*Your instructions*. Take each line containing "ProgramData" and report it exactly as written.

____ Data supplied

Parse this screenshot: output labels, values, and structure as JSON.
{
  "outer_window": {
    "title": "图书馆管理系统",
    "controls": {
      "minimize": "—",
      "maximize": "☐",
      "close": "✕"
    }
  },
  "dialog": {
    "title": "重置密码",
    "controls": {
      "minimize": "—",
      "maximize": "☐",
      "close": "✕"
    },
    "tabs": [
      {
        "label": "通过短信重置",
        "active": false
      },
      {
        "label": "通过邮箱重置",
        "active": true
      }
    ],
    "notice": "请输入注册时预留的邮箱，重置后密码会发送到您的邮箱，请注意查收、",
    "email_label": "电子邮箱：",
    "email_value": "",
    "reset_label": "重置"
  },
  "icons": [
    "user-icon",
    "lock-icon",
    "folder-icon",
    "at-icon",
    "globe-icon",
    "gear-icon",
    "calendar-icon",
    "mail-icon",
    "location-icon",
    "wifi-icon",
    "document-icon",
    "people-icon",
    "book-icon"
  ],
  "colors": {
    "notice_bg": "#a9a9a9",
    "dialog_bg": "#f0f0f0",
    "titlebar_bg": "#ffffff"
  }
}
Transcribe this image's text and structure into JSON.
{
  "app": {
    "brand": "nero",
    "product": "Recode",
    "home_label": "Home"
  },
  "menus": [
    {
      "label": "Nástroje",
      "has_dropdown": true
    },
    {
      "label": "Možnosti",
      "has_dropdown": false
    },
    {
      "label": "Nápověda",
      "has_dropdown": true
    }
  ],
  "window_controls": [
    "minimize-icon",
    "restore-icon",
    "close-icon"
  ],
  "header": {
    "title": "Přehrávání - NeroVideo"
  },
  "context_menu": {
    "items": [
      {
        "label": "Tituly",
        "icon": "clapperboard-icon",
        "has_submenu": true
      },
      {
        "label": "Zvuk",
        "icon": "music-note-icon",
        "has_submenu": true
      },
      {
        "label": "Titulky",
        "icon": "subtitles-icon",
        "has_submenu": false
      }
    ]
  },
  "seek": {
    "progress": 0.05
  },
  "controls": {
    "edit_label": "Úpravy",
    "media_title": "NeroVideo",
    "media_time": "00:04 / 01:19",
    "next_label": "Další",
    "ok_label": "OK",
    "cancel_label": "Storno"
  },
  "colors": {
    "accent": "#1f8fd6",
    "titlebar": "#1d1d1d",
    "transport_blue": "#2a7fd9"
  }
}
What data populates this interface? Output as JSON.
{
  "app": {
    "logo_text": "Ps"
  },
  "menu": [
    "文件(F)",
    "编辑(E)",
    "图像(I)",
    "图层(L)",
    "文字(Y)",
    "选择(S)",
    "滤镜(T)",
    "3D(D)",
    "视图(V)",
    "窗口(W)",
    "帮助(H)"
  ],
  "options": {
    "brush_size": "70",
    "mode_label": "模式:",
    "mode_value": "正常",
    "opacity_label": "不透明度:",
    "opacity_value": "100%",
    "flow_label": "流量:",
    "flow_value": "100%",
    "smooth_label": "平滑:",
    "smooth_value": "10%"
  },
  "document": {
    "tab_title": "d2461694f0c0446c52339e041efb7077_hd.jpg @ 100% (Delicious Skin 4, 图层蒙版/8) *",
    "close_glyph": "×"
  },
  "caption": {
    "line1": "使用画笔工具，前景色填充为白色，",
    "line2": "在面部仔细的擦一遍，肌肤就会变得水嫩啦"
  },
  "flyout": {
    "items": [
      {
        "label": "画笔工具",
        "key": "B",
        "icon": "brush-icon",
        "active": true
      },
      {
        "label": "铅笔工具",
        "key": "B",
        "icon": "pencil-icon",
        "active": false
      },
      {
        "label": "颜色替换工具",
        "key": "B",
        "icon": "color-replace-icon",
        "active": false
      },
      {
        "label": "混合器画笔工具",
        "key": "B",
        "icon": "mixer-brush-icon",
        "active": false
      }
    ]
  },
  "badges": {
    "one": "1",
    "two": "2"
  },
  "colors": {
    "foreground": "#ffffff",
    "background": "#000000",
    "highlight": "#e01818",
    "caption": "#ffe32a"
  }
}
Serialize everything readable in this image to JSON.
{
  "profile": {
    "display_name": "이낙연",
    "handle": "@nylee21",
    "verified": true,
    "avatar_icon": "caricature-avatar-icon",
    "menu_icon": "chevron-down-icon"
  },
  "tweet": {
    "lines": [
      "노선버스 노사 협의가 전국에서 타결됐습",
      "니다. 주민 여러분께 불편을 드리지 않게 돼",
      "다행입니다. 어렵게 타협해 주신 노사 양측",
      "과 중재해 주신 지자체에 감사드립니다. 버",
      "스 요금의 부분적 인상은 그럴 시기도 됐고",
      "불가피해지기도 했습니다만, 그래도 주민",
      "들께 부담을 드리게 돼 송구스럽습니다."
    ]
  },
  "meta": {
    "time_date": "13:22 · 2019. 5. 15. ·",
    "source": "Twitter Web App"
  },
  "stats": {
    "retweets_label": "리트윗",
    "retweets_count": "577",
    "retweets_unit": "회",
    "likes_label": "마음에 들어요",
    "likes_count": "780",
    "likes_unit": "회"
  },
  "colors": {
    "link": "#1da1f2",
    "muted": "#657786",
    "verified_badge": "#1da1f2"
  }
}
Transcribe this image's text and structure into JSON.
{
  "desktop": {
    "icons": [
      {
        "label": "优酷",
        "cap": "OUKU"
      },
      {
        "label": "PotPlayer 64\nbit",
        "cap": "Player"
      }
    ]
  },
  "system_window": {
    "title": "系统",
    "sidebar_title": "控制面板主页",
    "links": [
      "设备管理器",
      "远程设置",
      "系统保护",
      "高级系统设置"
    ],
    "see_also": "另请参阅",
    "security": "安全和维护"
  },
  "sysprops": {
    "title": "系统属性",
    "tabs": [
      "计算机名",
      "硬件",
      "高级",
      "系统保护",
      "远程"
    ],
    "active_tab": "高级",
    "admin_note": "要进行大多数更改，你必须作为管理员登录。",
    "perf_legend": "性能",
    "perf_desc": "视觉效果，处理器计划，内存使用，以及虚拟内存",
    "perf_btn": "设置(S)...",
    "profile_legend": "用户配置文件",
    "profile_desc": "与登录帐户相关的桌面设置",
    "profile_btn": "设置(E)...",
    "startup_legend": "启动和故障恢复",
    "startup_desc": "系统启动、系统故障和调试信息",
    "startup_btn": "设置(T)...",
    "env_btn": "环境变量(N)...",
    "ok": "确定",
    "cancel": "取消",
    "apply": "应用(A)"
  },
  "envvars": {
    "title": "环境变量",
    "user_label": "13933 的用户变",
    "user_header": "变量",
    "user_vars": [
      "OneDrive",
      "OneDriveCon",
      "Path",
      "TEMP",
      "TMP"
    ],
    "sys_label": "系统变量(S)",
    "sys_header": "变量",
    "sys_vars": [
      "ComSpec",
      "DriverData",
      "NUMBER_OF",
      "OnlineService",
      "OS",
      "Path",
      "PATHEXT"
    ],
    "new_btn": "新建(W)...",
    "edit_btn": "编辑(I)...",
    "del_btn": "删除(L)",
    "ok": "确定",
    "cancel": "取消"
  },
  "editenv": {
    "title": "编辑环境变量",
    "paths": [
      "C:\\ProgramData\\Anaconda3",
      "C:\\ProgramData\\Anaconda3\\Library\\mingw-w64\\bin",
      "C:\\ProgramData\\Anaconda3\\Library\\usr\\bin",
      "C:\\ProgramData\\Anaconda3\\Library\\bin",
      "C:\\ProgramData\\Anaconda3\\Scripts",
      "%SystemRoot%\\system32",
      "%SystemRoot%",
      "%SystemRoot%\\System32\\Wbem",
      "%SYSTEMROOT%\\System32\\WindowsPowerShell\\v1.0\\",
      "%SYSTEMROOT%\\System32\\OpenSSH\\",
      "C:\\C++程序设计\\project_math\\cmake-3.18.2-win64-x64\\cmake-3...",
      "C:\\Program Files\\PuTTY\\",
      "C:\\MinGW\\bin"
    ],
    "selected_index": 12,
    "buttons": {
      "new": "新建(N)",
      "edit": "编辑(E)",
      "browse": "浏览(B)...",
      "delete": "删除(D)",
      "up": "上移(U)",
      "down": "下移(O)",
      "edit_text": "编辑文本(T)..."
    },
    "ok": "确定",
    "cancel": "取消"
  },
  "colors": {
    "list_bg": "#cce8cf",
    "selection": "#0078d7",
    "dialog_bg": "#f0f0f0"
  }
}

________

*Answer to the task*.
      "C:\\ProgramData\\Anaconda3",
      "C:\\ProgramData\\Anaconda3\\Library\\mingw-w64\\bin",
      "C:\\ProgramData\\Anaconda3\\Library\\usr\\bin",
      "C:\\ProgramData\\Anaconda3\\Library\\bin",
      "C:\\ProgramData\\Anaconda3\\Scripts",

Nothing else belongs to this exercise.